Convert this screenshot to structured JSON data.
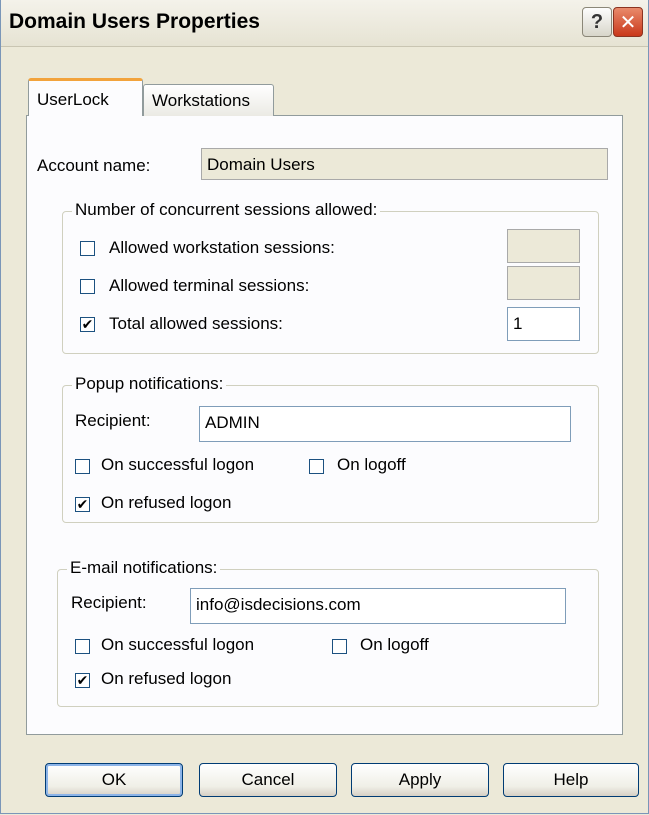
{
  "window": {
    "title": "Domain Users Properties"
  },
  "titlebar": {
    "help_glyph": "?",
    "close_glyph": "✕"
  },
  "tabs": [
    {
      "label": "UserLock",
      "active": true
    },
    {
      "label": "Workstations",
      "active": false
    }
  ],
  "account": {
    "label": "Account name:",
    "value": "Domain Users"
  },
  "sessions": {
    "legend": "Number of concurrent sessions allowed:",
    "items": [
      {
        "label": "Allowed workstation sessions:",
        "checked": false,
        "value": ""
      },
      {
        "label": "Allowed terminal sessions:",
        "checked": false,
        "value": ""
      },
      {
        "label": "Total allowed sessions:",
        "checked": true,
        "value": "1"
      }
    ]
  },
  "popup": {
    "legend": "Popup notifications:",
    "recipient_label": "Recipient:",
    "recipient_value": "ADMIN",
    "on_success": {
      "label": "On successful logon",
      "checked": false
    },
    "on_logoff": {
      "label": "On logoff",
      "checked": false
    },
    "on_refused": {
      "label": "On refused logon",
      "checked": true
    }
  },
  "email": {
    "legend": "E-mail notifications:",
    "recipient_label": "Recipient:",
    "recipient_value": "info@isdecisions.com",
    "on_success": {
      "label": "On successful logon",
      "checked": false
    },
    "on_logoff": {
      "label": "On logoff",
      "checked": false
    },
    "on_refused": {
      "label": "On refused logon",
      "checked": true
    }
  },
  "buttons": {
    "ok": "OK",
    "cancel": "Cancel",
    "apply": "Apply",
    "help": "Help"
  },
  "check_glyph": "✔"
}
-=-=-
# What is being asked:
Copy the records above exactly, omitting every picture.

# Written solution:
Convert this screenshot to structured JSON data.
{
  "window": {
    "title": "Domain Users Properties"
  },
  "titlebar": {
    "help_glyph": "?",
    "close_glyph": "✕"
  },
  "tabs": [
    {
      "label": "UserLock",
      "active": true
    },
    {
      "label": "Workstations",
      "active": false
    }
  ],
  "account": {
    "label": "Account name:",
    "value": "Domain Users"
  },
  "sessions": {
    "legend": "Number of concurrent sessions allowed:",
    "items": [
      {
        "label": "Allowed workstation sessions:",
        "checked": false,
        "value": ""
      },
      {
        "label": "Allowed terminal sessions:",
        "checked": false,
        "value": ""
      },
      {
        "label": "Total allowed sessions:",
        "checked": true,
        "value": "1"
      }
    ]
  },
  "popup": {
    "legend": "Popup notifications:",
    "recipient_label": "Recipient:",
    "recipient_value": "ADMIN",
    "on_success": {
      "label": "On successful logon",
      "checked": false
    },
    "on_logoff": {
      "label": "On logoff",
      "checked": false
    },
    "on_refused": {
      "label": "On refused logon",
      "checked": true
    }
  },
  "email": {
    "legend": "E-mail notifications:",
    "recipient_label": "Recipient:",
    "recipient_value": "info@isdecisions.com",
    "on_success": {
      "label": "On successful logon",
      "checked": false
    },
    "on_logoff": {
      "label": "On logoff",
      "checked": false
    },
    "on_refused": {
      "label": "On refused logon",
      "checked": true
    }
  },
  "buttons": {
    "ok": "OK",
    "cancel": "Cancel",
    "apply": "Apply",
    "help": "Help"
  },
  "check_glyph": "✔"
}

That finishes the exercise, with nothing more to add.